**What the exercise asks**
Locate every line in the records below that contains the word "JSON", and copy each one.

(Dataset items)
══════════════════════════════

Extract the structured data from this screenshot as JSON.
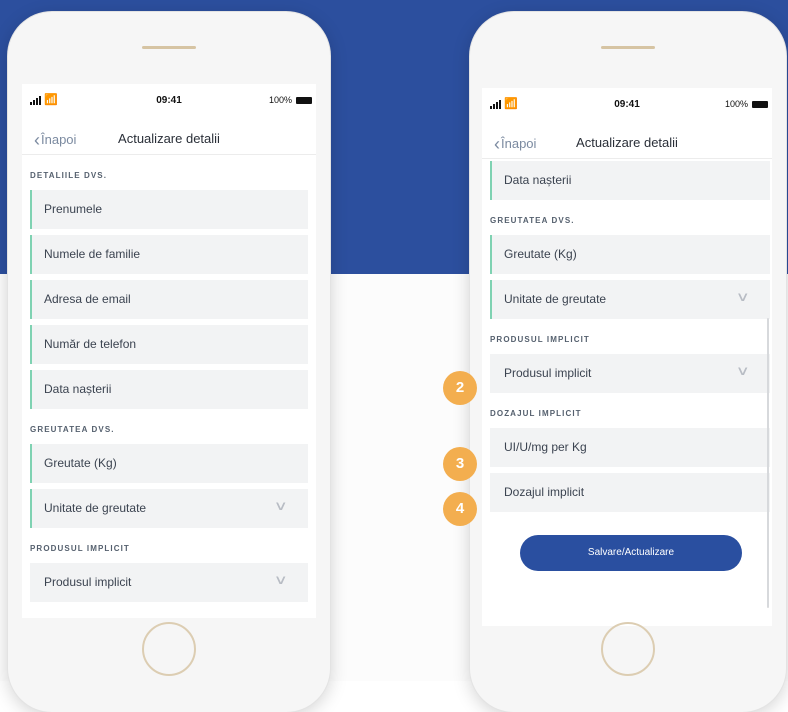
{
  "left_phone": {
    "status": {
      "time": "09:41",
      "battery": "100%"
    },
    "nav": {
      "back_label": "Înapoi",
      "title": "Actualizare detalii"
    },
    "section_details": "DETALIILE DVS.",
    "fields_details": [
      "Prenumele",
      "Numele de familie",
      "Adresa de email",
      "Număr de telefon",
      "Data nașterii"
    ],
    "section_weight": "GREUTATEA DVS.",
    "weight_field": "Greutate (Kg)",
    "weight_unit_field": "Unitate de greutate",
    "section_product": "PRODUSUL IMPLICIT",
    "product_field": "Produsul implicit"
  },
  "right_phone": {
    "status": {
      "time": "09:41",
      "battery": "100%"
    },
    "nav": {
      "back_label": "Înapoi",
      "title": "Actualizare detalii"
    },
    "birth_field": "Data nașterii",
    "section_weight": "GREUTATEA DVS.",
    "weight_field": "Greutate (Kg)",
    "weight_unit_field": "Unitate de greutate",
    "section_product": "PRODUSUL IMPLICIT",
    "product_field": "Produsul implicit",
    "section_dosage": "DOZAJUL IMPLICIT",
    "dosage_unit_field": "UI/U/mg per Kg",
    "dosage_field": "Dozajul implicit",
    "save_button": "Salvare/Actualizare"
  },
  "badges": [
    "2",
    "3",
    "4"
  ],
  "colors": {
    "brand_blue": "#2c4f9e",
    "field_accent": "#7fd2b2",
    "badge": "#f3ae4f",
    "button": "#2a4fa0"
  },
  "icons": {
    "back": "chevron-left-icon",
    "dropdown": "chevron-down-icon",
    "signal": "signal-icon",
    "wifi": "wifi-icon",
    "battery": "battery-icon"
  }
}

══════════════════════════════

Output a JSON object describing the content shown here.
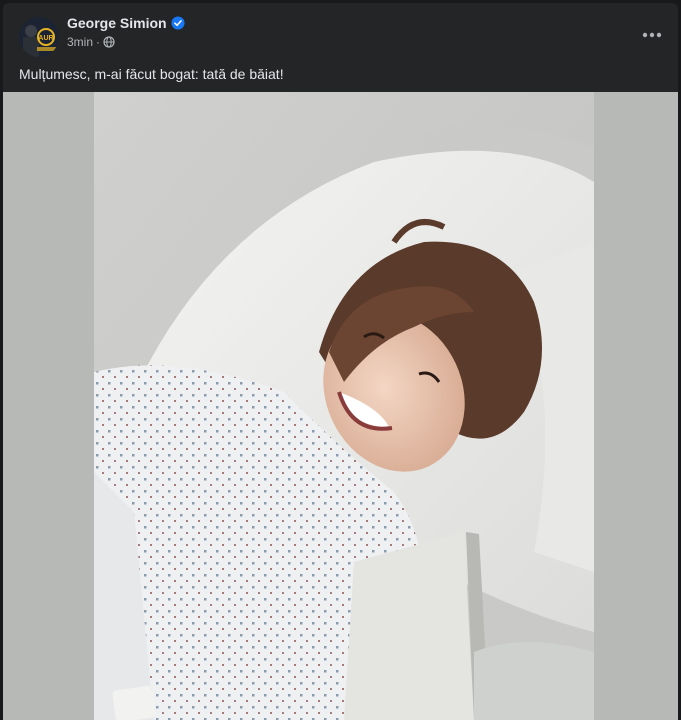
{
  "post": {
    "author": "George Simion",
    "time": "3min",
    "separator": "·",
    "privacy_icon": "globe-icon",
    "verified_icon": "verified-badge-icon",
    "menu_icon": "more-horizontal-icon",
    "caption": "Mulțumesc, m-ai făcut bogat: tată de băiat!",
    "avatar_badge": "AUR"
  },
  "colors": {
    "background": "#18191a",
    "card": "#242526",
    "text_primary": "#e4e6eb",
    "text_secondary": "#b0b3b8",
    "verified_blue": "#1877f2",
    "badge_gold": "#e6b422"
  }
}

══════════════════════════════

**Response to this exercise**
Extract the structured data from this screenshot as JSON.
Output a JSON object describing the content shown here.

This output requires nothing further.